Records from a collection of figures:
----
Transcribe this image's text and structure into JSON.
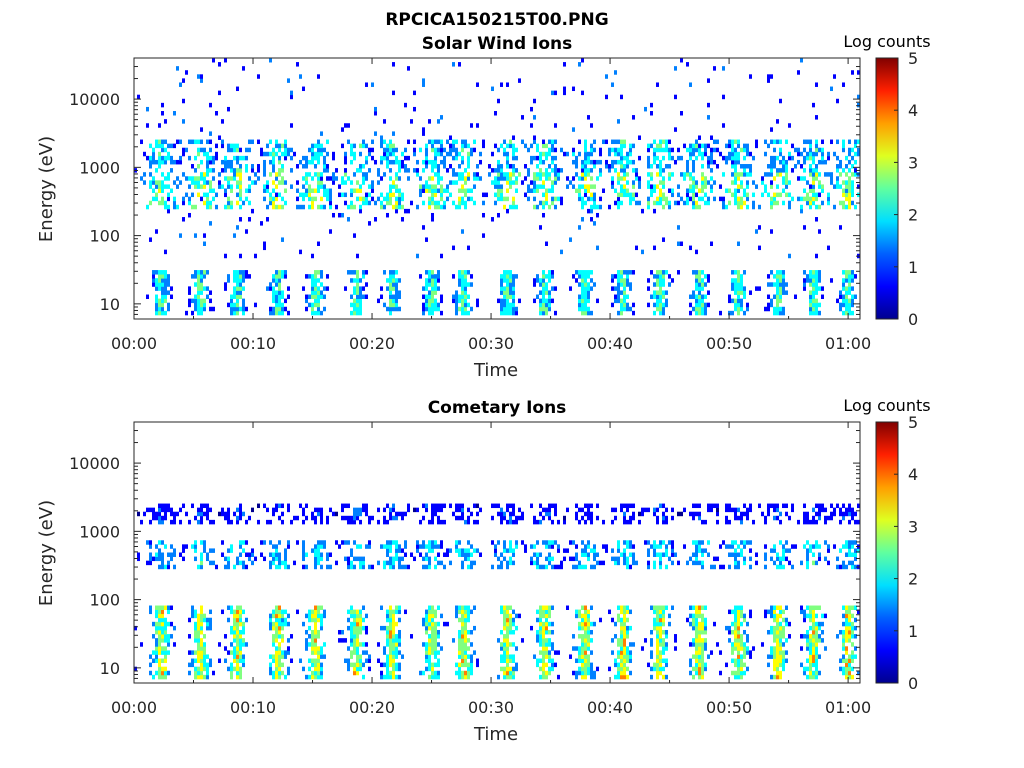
{
  "figure": {
    "title": "RPCICA150215T00.PNG"
  },
  "colormap": [
    "#00008f",
    "#0000ff",
    "#0080ff",
    "#00ffff",
    "#80ff80",
    "#ffff00",
    "#ff8000",
    "#ff0000",
    "#800000"
  ],
  "chart_data": [
    {
      "type": "heatmap",
      "title": "Solar Wind Ions",
      "xlabel": "Time",
      "ylabel": "Energy (eV)",
      "yscale": "log",
      "xlim": [
        "00:00",
        "01:01"
      ],
      "ylim": [
        6,
        40000
      ],
      "xticks": [
        "00:00",
        "00:10",
        "00:20",
        "00:30",
        "00:40",
        "00:50",
        "01:00"
      ],
      "yticks": [
        "10",
        "100",
        "1000",
        "10000"
      ],
      "colorbar": {
        "label": "Log counts",
        "range": [
          0,
          5
        ],
        "ticks": [
          "0",
          "1",
          "2",
          "3",
          "4",
          "5"
        ]
      },
      "grid": false,
      "sweep_times_min": [
        2.3,
        5.6,
        8.7,
        12.1,
        15.3,
        18.7,
        21.7,
        25.0,
        27.7,
        31.4,
        34.5,
        37.9,
        41.1,
        44.2,
        47.5,
        50.8,
        54.1,
        57.1,
        60.0
      ],
      "bands": [
        {
          "energy_min_ev": 7,
          "energy_max_ev": 30,
          "log_counts_peak": 2.4,
          "description": "low-energy bursts at each sweep"
        },
        {
          "energy_min_ev": 250,
          "energy_max_ev": 800,
          "log_counts_peak": 3.0,
          "description": "solar wind proton beam"
        },
        {
          "energy_min_ev": 800,
          "energy_max_ev": 2500,
          "log_counts_peak": 2.2,
          "description": "solar wind alpha beam"
        },
        {
          "energy_min_ev": 50,
          "energy_max_ev": 40000,
          "log_counts_peak": 0.5,
          "description": "sparse background counts"
        }
      ]
    },
    {
      "type": "heatmap",
      "title": "Cometary Ions",
      "xlabel": "Time",
      "ylabel": "Energy (eV)",
      "yscale": "log",
      "xlim": [
        "00:00",
        "01:01"
      ],
      "ylim": [
        6,
        40000
      ],
      "xticks": [
        "00:00",
        "00:10",
        "00:20",
        "00:30",
        "00:40",
        "00:50",
        "01:00"
      ],
      "yticks": [
        "10",
        "100",
        "1000",
        "10000"
      ],
      "colorbar": {
        "label": "Log counts",
        "range": [
          0,
          5
        ],
        "ticks": [
          "0",
          "1",
          "2",
          "3",
          "4",
          "5"
        ]
      },
      "grid": false,
      "sweep_times_min": [
        2.3,
        5.6,
        8.7,
        12.1,
        15.3,
        18.7,
        21.7,
        25.0,
        27.7,
        31.4,
        34.5,
        37.9,
        41.1,
        44.2,
        47.5,
        50.8,
        54.1,
        57.1,
        60.0
      ],
      "bands": [
        {
          "energy_min_ev": 7,
          "energy_max_ev": 80,
          "log_counts_peak": 3.2,
          "description": "low-energy cometary ion bursts at each sweep"
        },
        {
          "energy_min_ev": 300,
          "energy_max_ev": 700,
          "log_counts_peak": 2.0,
          "description": "faint mid-energy signal"
        },
        {
          "energy_min_ev": 1200,
          "energy_max_ev": 2500,
          "log_counts_peak": 1.0,
          "description": "sparse high-energy counts"
        }
      ]
    }
  ]
}
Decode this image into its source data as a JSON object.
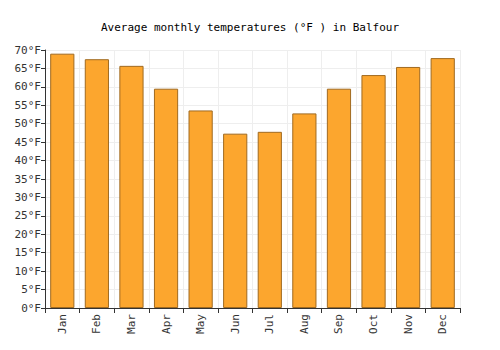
{
  "chart_data": {
    "type": "bar",
    "title": "Average monthly temperatures (°F ) in Balfour",
    "categories": [
      "Jan",
      "Feb",
      "Mar",
      "Apr",
      "May",
      "Jun",
      "Jul",
      "Aug",
      "Sep",
      "Oct",
      "Nov",
      "Dec"
    ],
    "values": [
      69,
      67.5,
      65.7,
      59.5,
      53.6,
      47.3,
      47.8,
      52.8,
      59.5,
      63.2,
      65.4,
      67.8
    ],
    "color": "#fca62e",
    "ylim": [
      0,
      70
    ],
    "yticks": [
      {
        "value": 0,
        "label": "0°F"
      },
      {
        "value": 5,
        "label": "5°F"
      },
      {
        "value": 10,
        "label": "10°F"
      },
      {
        "value": 15,
        "label": "15°F"
      },
      {
        "value": 20,
        "label": "20°F"
      },
      {
        "value": 25,
        "label": "25°F"
      },
      {
        "value": 30,
        "label": "30°F"
      },
      {
        "value": 35,
        "label": "35°F"
      },
      {
        "value": 40,
        "label": "40°F"
      },
      {
        "value": 45,
        "label": "45°F"
      },
      {
        "value": 50,
        "label": "50°F"
      },
      {
        "value": 55,
        "label": "55°F"
      },
      {
        "value": 60,
        "label": "60°F"
      },
      {
        "value": 65,
        "label": "65°F"
      },
      {
        "value": 70,
        "label": "70°F"
      }
    ],
    "grid": true
  }
}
----
Short exercise: Output the lines above in full and exactly as given, omitting any pictures.

Task solution:
Transcribe this image's text and structure into JSON.
{
  "figure": {
    "title": "RPCICA150215T00.PNG"
  },
  "colormap": [
    "#00008f",
    "#0000ff",
    "#0080ff",
    "#00ffff",
    "#80ff80",
    "#ffff00",
    "#ff8000",
    "#ff0000",
    "#800000"
  ],
  "chart_data": [
    {
      "type": "heatmap",
      "title": "Solar Wind Ions",
      "xlabel": "Time",
      "ylabel": "Energy (eV)",
      "yscale": "log",
      "xlim": [
        "00:00",
        "01:01"
      ],
      "ylim": [
        6,
        40000
      ],
      "xticks": [
        "00:00",
        "00:10",
        "00:20",
        "00:30",
        "00:40",
        "00:50",
        "01:00"
      ],
      "yticks": [
        "10",
        "100",
        "1000",
        "10000"
      ],
      "colorbar": {
        "label": "Log counts",
        "range": [
          0,
          5
        ],
        "ticks": [
          "0",
          "1",
          "2",
          "3",
          "4",
          "5"
        ]
      },
      "grid": false,
      "sweep_times_min": [
        2.3,
        5.6,
        8.7,
        12.1,
        15.3,
        18.7,
        21.7,
        25.0,
        27.7,
        31.4,
        34.5,
        37.9,
        41.1,
        44.2,
        47.5,
        50.8,
        54.1,
        57.1,
        60.0
      ],
      "bands": [
        {
          "energy_min_ev": 7,
          "energy_max_ev": 30,
          "log_counts_peak": 2.4,
          "description": "low-energy bursts at each sweep"
        },
        {
          "energy_min_ev": 250,
          "energy_max_ev": 800,
          "log_counts_peak": 3.0,
          "description": "solar wind proton beam"
        },
        {
          "energy_min_ev": 800,
          "energy_max_ev": 2500,
          "log_counts_peak": 2.2,
          "description": "solar wind alpha beam"
        },
        {
          "energy_min_ev": 50,
          "energy_max_ev": 40000,
          "log_counts_peak": 0.5,
          "description": "sparse background counts"
        }
      ]
    },
    {
      "type": "heatmap",
      "title": "Cometary Ions",
      "xlabel": "Time",
      "ylabel": "Energy (eV)",
      "yscale": "log",
      "xlim": [
        "00:00",
        "01:01"
      ],
      "ylim": [
        6,
        40000
      ],
      "xticks": [
        "00:00",
        "00:10",
        "00:20",
        "00:30",
        "00:40",
        "00:50",
        "01:00"
      ],
      "yticks": [
        "10",
        "100",
        "1000",
        "10000"
      ],
      "colorbar": {
        "label": "Log counts",
        "range": [
          0,
          5
        ],
        "ticks": [
          "0",
          "1",
          "2",
          "3",
          "4",
          "5"
        ]
      },
      "grid": false,
      "sweep_times_min": [
        2.3,
        5.6,
        8.7,
        12.1,
        15.3,
        18.7,
        21.7,
        25.0,
        27.7,
        31.4,
        34.5,
        37.9,
        41.1,
        44.2,
        47.5,
        50.8,
        54.1,
        57.1,
        60.0
      ],
      "bands": [
        {
          "energy_min_ev": 7,
          "energy_max_ev": 80,
          "log_counts_peak": 3.2,
          "description": "low-energy cometary ion bursts at each sweep"
        },
        {
          "energy_min_ev": 300,
          "energy_max_ev": 700,
          "log_counts_peak": 2.0,
          "description": "faint mid-energy signal"
        },
        {
          "energy_min_ev": 1200,
          "energy_max_ev": 2500,
          "log_counts_peak": 1.0,
          "description": "sparse high-energy counts"
        }
      ]
    }
  ]
}
Decode this image into its source data as a JSON object.
{
  "chart_data": {
    "type": "bar",
    "title": "Average monthly temperatures (°F ) in Balfour",
    "categories": [
      "Jan",
      "Feb",
      "Mar",
      "Apr",
      "May",
      "Jun",
      "Jul",
      "Aug",
      "Sep",
      "Oct",
      "Nov",
      "Dec"
    ],
    "values": [
      69,
      67.5,
      65.7,
      59.5,
      53.6,
      47.3,
      47.8,
      52.8,
      59.5,
      63.2,
      65.4,
      67.8
    ],
    "color": "#fca62e",
    "ylim": [
      0,
      70
    ],
    "yticks": [
      {
        "value": 0,
        "label": "0°F"
      },
      {
        "value": 5,
        "label": "5°F"
      },
      {
        "value": 10,
        "label": "10°F"
      },
      {
        "value": 15,
        "label": "15°F"
      },
      {
        "value": 20,
        "label": "20°F"
      },
      {
        "value": 25,
        "label": "25°F"
      },
      {
        "value": 30,
        "label": "30°F"
      },
      {
        "value": 35,
        "label": "35°F"
      },
      {
        "value": 40,
        "label": "40°F"
      },
      {
        "value": 45,
        "label": "45°F"
      },
      {
        "value": 50,
        "label": "50°F"
      },
      {
        "value": 55,
        "label": "55°F"
      },
      {
        "value": 60,
        "label": "60°F"
      },
      {
        "value": 65,
        "label": "65°F"
      },
      {
        "value": 70,
        "label": "70°F"
      }
    ],
    "grid": true
  }
}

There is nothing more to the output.